Dataset records
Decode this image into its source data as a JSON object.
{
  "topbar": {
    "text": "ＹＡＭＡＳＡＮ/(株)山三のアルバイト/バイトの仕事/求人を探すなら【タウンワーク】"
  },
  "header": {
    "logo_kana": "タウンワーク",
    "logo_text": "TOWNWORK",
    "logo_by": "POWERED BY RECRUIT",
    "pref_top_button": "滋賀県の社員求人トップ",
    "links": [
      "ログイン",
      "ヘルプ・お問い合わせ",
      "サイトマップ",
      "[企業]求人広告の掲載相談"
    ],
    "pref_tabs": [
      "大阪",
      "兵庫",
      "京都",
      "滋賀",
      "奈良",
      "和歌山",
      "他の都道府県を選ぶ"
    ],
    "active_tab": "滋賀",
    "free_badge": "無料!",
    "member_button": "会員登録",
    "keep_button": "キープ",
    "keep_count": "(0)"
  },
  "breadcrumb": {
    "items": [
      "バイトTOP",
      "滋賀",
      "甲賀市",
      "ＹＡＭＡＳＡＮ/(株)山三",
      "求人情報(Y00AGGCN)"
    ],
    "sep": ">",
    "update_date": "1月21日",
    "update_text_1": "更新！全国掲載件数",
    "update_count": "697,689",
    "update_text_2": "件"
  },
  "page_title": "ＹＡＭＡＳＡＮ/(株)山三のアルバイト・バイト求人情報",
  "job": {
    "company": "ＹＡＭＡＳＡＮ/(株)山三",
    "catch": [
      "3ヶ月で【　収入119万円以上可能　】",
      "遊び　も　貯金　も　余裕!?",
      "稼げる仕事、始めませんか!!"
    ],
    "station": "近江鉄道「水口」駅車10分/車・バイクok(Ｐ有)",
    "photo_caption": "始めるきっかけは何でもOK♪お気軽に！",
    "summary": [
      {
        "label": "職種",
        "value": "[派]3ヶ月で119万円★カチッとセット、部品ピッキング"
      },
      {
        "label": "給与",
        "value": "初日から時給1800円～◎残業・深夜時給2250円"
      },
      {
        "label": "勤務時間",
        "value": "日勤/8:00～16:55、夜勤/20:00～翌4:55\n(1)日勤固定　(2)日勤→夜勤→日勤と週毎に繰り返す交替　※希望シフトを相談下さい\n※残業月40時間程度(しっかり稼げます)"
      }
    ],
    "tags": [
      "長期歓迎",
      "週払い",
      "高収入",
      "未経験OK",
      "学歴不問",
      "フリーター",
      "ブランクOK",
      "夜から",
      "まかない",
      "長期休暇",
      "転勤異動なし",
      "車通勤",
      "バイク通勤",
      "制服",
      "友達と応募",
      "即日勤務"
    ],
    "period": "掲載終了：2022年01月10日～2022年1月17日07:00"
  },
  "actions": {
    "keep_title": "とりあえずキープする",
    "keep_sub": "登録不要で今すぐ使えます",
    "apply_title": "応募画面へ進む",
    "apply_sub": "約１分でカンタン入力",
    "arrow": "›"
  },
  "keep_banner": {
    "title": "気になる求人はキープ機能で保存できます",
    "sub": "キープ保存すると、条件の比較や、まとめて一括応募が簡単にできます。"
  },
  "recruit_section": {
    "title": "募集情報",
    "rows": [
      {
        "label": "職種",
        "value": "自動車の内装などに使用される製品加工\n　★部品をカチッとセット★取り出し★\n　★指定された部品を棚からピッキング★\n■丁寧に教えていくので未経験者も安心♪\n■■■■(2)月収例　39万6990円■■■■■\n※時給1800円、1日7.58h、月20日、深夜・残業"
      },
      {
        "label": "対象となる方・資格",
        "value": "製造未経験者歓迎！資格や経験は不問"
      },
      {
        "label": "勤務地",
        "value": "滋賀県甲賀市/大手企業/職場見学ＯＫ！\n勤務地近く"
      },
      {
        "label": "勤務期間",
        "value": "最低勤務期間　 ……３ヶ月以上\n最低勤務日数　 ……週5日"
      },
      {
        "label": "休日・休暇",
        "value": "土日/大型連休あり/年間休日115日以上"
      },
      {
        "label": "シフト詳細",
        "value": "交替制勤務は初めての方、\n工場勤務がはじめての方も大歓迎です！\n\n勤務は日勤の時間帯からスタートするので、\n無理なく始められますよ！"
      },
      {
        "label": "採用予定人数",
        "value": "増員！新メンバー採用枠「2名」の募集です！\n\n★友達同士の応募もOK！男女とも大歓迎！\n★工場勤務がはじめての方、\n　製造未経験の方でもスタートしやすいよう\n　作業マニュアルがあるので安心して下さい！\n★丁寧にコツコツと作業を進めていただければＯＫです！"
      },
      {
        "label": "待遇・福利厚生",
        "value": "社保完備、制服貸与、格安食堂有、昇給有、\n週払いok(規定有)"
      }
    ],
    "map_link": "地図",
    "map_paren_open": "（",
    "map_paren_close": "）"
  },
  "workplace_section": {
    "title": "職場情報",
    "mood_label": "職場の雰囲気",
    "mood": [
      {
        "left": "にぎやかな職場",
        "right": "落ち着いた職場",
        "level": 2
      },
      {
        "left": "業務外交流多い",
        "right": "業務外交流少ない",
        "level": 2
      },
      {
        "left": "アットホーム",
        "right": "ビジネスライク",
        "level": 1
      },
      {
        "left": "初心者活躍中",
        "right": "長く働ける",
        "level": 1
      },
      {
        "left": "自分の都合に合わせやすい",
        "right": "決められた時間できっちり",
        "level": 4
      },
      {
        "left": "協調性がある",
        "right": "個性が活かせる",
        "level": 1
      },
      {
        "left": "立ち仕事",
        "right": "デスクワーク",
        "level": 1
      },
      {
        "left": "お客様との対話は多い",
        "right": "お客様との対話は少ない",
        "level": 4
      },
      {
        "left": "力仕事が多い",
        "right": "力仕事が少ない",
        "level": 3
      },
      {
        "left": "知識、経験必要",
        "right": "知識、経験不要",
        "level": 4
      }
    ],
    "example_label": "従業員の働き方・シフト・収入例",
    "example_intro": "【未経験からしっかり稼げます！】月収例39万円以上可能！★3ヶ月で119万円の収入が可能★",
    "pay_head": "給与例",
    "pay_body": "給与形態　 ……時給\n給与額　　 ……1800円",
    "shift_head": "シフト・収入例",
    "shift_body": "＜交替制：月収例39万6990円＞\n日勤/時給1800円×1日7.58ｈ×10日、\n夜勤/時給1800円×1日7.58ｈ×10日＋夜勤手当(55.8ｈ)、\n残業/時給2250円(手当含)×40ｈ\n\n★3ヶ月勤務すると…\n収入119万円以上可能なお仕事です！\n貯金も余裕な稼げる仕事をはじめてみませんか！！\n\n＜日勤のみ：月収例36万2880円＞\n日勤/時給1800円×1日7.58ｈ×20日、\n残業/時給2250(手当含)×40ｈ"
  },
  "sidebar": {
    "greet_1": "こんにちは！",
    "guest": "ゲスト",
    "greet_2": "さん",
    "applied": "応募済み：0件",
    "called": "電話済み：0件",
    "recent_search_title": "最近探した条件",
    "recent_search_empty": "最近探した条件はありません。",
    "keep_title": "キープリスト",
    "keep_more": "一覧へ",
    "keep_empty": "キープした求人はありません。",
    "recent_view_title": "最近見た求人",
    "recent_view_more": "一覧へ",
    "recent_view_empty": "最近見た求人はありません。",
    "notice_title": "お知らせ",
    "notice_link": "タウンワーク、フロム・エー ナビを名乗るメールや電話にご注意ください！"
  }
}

▸ **What is asked**: Output the listing above word for word.

▸ **Complete output**:
Decode this image into its source data as a JSON object.
{
  "topbar": {
    "text": "ＹＡＭＡＳＡＮ/(株)山三のアルバイト/バイトの仕事/求人を探すなら【タウンワーク】"
  },
  "header": {
    "logo_kana": "タウンワーク",
    "logo_text": "TOWNWORK",
    "logo_by": "POWERED BY RECRUIT",
    "pref_top_button": "滋賀県の社員求人トップ",
    "links": [
      "ログイン",
      "ヘルプ・お問い合わせ",
      "サイトマップ",
      "[企業]求人広告の掲載相談"
    ],
    "pref_tabs": [
      "大阪",
      "兵庫",
      "京都",
      "滋賀",
      "奈良",
      "和歌山",
      "他の都道府県を選ぶ"
    ],
    "active_tab": "滋賀",
    "free_badge": "無料!",
    "member_button": "会員登録",
    "keep_button": "キープ",
    "keep_count": "(0)"
  },
  "breadcrumb": {
    "items": [
      "バイトTOP",
      "滋賀",
      "甲賀市",
      "ＹＡＭＡＳＡＮ/(株)山三",
      "求人情報(Y00AGGCN)"
    ],
    "sep": ">",
    "update_date": "1月21日",
    "update_text_1": "更新！全国掲載件数",
    "update_count": "697,689",
    "update_text_2": "件"
  },
  "page_title": "ＹＡＭＡＳＡＮ/(株)山三のアルバイト・バイト求人情報",
  "job": {
    "company": "ＹＡＭＡＳＡＮ/(株)山三",
    "catch": [
      "3ヶ月で【　収入119万円以上可能　】",
      "遊び　も　貯金　も　余裕!?",
      "稼げる仕事、始めませんか!!"
    ],
    "station": "近江鉄道「水口」駅車10分/車・バイクok(Ｐ有)",
    "photo_caption": "始めるきっかけは何でもOK♪お気軽に！",
    "summary": [
      {
        "label": "職種",
        "value": "[派]3ヶ月で119万円★カチッとセット、部品ピッキング"
      },
      {
        "label": "給与",
        "value": "初日から時給1800円～◎残業・深夜時給2250円"
      },
      {
        "label": "勤務時間",
        "value": "日勤/8:00～16:55、夜勤/20:00～翌4:55\n(1)日勤固定　(2)日勤→夜勤→日勤と週毎に繰り返す交替　※希望シフトを相談下さい\n※残業月40時間程度(しっかり稼げます)"
      }
    ],
    "tags": [
      "長期歓迎",
      "週払い",
      "高収入",
      "未経験OK",
      "学歴不問",
      "フリーター",
      "ブランクOK",
      "夜から",
      "まかない",
      "長期休暇",
      "転勤異動なし",
      "車通勤",
      "バイク通勤",
      "制服",
      "友達と応募",
      "即日勤務"
    ],
    "period": "掲載終了：2022年01月10日～2022年1月17日07:00"
  },
  "actions": {
    "keep_title": "とりあえずキープする",
    "keep_sub": "登録不要で今すぐ使えます",
    "apply_title": "応募画面へ進む",
    "apply_sub": "約１分でカンタン入力",
    "arrow": "›"
  },
  "keep_banner": {
    "title": "気になる求人はキープ機能で保存できます",
    "sub": "キープ保存すると、条件の比較や、まとめて一括応募が簡単にできます。"
  },
  "recruit_section": {
    "title": "募集情報",
    "rows": [
      {
        "label": "職種",
        "value": "自動車の内装などに使用される製品加工\n　★部品をカチッとセット★取り出し★\n　★指定された部品を棚からピッキング★\n■丁寧に教えていくので未経験者も安心♪\n■■■■(2)月収例　39万6990円■■■■■\n※時給1800円、1日7.58h、月20日、深夜・残業"
      },
      {
        "label": "対象となる方・資格",
        "value": "製造未経験者歓迎！資格や経験は不問"
      },
      {
        "label": "勤務地",
        "value": "滋賀県甲賀市/大手企業/職場見学ＯＫ！\n勤務地近く"
      },
      {
        "label": "勤務期間",
        "value": "最低勤務期間　 ……３ヶ月以上\n最低勤務日数　 ……週5日"
      },
      {
        "label": "休日・休暇",
        "value": "土日/大型連休あり/年間休日115日以上"
      },
      {
        "label": "シフト詳細",
        "value": "交替制勤務は初めての方、\n工場勤務がはじめての方も大歓迎です！\n\n勤務は日勤の時間帯からスタートするので、\n無理なく始められますよ！"
      },
      {
        "label": "採用予定人数",
        "value": "増員！新メンバー採用枠「2名」の募集です！\n\n★友達同士の応募もOK！男女とも大歓迎！\n★工場勤務がはじめての方、\n　製造未経験の方でもスタートしやすいよう\n　作業マニュアルがあるので安心して下さい！\n★丁寧にコツコツと作業を進めていただければＯＫです！"
      },
      {
        "label": "待遇・福利厚生",
        "value": "社保完備、制服貸与、格安食堂有、昇給有、\n週払いok(規定有)"
      }
    ],
    "map_link": "地図",
    "map_paren_open": "（",
    "map_paren_close": "）"
  },
  "workplace_section": {
    "title": "職場情報",
    "mood_label": "職場の雰囲気",
    "mood": [
      {
        "left": "にぎやかな職場",
        "right": "落ち着いた職場",
        "level": 2
      },
      {
        "left": "業務外交流多い",
        "right": "業務外交流少ない",
        "level": 2
      },
      {
        "left": "アットホーム",
        "right": "ビジネスライク",
        "level": 1
      },
      {
        "left": "初心者活躍中",
        "right": "長く働ける",
        "level": 1
      },
      {
        "left": "自分の都合に合わせやすい",
        "right": "決められた時間できっちり",
        "level": 4
      },
      {
        "left": "協調性がある",
        "right": "個性が活かせる",
        "level": 1
      },
      {
        "left": "立ち仕事",
        "right": "デスクワーク",
        "level": 1
      },
      {
        "left": "お客様との対話は多い",
        "right": "お客様との対話は少ない",
        "level": 4
      },
      {
        "left": "力仕事が多い",
        "right": "力仕事が少ない",
        "level": 3
      },
      {
        "left": "知識、経験必要",
        "right": "知識、経験不要",
        "level": 4
      }
    ],
    "example_label": "従業員の働き方・シフト・収入例",
    "example_intro": "【未経験からしっかり稼げます！】月収例39万円以上可能！★3ヶ月で119万円の収入が可能★",
    "pay_head": "給与例",
    "pay_body": "給与形態　 ……時給\n給与額　　 ……1800円",
    "shift_head": "シフト・収入例",
    "shift_body": "＜交替制：月収例39万6990円＞\n日勤/時給1800円×1日7.58ｈ×10日、\n夜勤/時給1800円×1日7.58ｈ×10日＋夜勤手当(55.8ｈ)、\n残業/時給2250円(手当含)×40ｈ\n\n★3ヶ月勤務すると…\n収入119万円以上可能なお仕事です！\n貯金も余裕な稼げる仕事をはじめてみませんか！！\n\n＜日勤のみ：月収例36万2880円＞\n日勤/時給1800円×1日7.58ｈ×20日、\n残業/時給2250(手当含)×40ｈ"
  },
  "sidebar": {
    "greet_1": "こんにちは！",
    "guest": "ゲスト",
    "greet_2": "さん",
    "applied": "応募済み：0件",
    "called": "電話済み：0件",
    "recent_search_title": "最近探した条件",
    "recent_search_empty": "最近探した条件はありません。",
    "keep_title": "キープリスト",
    "keep_more": "一覧へ",
    "keep_empty": "キープした求人はありません。",
    "recent_view_title": "最近見た求人",
    "recent_view_more": "一覧へ",
    "recent_view_empty": "最近見た求人はありません。",
    "notice_title": "お知らせ",
    "notice_link": "タウンワーク、フロム・エー ナビを名乗るメールや電話にご注意ください！"
  }
}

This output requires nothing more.